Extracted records
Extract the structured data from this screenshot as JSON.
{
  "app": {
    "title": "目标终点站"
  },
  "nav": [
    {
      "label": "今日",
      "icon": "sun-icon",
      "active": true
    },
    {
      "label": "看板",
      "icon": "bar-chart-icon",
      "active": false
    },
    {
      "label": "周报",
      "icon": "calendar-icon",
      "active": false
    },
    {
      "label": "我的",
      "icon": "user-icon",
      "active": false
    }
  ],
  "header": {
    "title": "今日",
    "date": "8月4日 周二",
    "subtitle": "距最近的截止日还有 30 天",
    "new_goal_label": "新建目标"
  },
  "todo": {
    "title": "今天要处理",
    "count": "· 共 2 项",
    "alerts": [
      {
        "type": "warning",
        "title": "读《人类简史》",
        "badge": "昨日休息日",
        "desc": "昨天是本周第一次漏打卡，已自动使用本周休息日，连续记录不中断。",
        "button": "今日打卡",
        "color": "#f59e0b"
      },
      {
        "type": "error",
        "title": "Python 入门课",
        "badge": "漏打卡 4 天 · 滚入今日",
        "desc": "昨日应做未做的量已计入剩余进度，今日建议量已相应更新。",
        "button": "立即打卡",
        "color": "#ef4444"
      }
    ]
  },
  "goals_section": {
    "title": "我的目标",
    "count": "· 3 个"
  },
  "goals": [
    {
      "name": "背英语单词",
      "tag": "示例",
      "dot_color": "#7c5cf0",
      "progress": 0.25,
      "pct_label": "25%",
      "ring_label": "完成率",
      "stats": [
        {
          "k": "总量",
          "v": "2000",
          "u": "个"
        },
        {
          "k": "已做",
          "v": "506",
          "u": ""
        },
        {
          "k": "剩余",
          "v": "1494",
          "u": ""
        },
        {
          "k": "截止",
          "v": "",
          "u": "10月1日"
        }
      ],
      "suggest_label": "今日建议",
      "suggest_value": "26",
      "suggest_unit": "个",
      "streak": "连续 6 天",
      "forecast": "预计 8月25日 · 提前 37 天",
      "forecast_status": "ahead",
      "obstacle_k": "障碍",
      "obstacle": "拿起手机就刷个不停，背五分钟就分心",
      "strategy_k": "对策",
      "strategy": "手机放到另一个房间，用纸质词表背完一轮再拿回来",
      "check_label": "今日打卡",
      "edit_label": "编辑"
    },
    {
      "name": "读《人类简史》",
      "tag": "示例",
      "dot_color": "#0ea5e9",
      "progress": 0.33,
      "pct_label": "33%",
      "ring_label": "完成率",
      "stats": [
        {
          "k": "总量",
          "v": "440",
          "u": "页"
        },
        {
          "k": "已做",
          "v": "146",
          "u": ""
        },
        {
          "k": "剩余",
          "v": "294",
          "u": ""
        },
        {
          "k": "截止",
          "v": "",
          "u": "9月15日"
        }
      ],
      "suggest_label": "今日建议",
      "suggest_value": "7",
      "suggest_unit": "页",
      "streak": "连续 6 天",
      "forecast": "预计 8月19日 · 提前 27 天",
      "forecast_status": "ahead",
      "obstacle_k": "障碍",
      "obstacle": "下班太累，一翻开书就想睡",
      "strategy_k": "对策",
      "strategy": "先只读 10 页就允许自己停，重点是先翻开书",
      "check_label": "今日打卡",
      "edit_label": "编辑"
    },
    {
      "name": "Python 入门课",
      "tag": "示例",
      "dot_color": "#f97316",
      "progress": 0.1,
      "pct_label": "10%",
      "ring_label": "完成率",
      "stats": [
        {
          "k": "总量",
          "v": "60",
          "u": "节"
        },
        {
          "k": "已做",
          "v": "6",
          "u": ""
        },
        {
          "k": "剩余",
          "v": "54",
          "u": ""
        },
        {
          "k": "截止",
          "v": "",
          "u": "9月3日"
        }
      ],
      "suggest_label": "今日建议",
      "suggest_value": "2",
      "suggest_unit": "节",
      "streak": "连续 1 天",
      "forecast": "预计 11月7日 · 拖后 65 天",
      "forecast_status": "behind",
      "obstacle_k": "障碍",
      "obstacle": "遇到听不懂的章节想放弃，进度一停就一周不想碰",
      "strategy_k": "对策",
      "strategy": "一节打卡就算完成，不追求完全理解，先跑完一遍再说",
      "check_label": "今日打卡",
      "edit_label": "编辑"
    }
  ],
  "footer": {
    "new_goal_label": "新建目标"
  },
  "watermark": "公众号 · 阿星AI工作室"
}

WHAT YOU ARE ASKED TO DO
Identify the lines above that contain the word "icon", then copy them.

FINISHED ANSWER
      "icon": "sun-icon",
      "icon": "bar-chart-icon",
      "icon": "calendar-icon",
      "icon": "user-icon",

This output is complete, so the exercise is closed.